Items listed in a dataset

+ + + + +

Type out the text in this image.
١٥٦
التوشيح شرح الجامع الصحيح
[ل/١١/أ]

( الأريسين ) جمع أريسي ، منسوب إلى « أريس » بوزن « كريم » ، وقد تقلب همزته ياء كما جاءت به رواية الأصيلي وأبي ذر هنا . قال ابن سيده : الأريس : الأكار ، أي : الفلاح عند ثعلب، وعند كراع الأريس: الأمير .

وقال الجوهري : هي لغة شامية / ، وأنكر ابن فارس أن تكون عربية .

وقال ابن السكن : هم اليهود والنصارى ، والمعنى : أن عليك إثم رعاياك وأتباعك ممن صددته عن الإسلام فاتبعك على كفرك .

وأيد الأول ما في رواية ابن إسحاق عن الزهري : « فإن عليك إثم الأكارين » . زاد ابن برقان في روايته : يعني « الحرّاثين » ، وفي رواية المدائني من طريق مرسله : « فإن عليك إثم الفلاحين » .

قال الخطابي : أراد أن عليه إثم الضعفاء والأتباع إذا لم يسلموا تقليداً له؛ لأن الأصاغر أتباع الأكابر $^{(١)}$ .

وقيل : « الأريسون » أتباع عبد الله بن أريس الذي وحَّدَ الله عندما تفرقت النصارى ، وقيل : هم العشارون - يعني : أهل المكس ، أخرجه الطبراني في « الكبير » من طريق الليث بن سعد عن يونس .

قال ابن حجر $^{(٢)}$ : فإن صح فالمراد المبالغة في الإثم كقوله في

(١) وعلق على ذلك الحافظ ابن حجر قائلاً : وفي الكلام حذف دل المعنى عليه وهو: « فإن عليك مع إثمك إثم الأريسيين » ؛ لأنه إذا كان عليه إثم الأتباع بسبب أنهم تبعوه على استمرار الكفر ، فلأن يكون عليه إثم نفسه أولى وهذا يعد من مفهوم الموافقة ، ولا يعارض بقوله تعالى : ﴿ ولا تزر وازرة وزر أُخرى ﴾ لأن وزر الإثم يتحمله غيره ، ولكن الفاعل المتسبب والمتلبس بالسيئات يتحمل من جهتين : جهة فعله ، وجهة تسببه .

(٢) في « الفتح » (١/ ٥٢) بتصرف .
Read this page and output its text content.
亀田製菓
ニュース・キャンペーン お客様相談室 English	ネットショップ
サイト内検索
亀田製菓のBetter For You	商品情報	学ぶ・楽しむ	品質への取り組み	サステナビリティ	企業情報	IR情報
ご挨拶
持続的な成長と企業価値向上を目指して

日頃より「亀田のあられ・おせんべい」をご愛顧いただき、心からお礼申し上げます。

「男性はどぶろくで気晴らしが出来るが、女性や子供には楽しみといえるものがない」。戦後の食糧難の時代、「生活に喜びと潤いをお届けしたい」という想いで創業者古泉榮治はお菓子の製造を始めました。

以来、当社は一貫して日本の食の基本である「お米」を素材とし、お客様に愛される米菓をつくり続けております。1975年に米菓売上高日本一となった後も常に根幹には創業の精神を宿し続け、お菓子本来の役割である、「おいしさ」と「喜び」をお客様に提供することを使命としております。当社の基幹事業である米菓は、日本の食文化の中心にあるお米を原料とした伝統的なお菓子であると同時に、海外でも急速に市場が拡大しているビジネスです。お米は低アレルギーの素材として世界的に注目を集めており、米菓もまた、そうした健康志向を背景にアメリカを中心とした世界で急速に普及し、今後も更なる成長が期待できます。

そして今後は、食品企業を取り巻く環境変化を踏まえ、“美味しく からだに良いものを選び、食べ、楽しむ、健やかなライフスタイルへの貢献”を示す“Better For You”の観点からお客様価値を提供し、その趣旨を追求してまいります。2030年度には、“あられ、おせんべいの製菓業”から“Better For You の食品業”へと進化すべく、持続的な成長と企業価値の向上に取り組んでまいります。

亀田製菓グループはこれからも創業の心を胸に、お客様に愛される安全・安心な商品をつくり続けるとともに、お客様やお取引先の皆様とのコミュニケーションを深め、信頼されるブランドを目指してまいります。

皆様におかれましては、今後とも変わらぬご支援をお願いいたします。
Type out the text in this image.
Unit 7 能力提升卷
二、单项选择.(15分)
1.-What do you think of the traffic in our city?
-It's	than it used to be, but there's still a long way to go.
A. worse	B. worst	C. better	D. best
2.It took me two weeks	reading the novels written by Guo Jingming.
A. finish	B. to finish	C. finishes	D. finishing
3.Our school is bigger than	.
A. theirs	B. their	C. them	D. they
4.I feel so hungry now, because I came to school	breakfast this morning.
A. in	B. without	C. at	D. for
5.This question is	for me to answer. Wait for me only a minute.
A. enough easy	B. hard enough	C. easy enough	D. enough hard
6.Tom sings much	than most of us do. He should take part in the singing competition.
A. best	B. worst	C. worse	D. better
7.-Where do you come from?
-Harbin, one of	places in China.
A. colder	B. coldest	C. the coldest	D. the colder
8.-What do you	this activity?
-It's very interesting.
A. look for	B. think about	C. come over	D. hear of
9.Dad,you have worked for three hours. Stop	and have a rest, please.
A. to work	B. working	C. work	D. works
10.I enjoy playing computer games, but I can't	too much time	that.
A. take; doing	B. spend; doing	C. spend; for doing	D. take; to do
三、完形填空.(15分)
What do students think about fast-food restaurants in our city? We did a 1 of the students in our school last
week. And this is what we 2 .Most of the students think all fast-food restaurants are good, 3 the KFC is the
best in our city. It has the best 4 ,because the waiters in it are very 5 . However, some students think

+ + + + +

- **Goal**: All lines above with "food" in them should be returned.

- **Response below**:
What do students think about fast-food restaurants in our city? We did a 1 of the students in our school last
week. And this is what we 2 .Most of the students think all fast-food restaurants are good, 3 the KFC is the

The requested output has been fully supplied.